What is expected>
Give the material again in full, matching it exactly.

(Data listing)
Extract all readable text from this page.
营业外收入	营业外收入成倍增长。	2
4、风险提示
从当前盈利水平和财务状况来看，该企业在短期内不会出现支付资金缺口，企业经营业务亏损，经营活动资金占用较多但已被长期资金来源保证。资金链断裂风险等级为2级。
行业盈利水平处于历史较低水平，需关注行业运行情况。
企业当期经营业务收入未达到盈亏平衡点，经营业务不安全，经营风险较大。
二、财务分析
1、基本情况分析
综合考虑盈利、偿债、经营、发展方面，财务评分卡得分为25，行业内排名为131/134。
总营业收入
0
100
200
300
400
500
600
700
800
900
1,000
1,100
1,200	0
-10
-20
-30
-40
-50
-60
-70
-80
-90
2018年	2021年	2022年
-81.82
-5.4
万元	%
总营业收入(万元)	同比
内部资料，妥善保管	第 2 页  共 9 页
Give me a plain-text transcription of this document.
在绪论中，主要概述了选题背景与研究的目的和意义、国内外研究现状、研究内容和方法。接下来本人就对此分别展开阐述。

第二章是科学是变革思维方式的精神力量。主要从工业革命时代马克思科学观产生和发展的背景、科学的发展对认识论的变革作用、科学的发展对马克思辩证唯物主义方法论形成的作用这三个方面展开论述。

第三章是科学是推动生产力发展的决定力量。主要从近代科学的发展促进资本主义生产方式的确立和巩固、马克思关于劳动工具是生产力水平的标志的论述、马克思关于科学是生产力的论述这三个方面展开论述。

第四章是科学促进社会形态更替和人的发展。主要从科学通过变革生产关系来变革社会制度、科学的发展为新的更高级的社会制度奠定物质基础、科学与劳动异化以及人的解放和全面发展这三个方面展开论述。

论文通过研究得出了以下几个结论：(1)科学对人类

Written response>
Extract all readable text from this page.
营业外收入	营业外收入成倍增长。	2
4、风险提示
从当前盈利水平和财务状况来看，该企业在短期内不会出现支付资金缺口，企业经营业务亏损，经营活动资金占用较多但已被长期资金来源保证。资金链断裂风险等级为2级。
行业盈利水平处于历史较低水平，需关注行业运行情况。
企业当期经营业务收入未达到盈亏平衡点，经营业务不安全，经营风险较大。
二、财务分析
1、基本情况分析
综合考虑盈利、偿债、经营、发展方面，财务评分卡得分为25，行业内排名为131/134。
总营业收入
0
100
200
300
400
500
600
700
800
900
1,000
1,100
1,200	0
-10
-20
-30
-40
-50
-60
-70
-80
-90
2018年	2021年	2022年
-81.82
-5.4
万元	%
总营业收入(万元)	同比
内部资料，妥善保管	第 2 页  共 9 页
Give me a plain-text transcription of this document.
在绪论中，主要概述了选题背景与研究的目的和意义、国内外研究现状、研究内容和方法。接下来本人就对此分别展开阐述。

第二章是科学是变革思维方式的精神力量。主要从工业革命时代马克思科学观产生和发展的背景、科学的发展对认识论的变革作用、科学的发展对马克思辩证唯物主义方法论形成的作用这三个方面展开论述。

第三章是科学是推动生产力发展的决定力量。主要从近代科学的发展促进资本主义生产方式的确立和巩固、马克思关于劳动工具是生产力水平的标志的论述、马克思关于科学是生产力的论述这三个方面展开论述。

第四章是科学促进社会形态更替和人的发展。主要从科学通过变革生产关系来变革社会制度、科学的发展为新的更高级的社会制度奠定物质基础、科学与劳动异化以及人的解放和全面发展这三个方面展开论述。

论文通过研究得出了以下几个结论：(1)科学对人类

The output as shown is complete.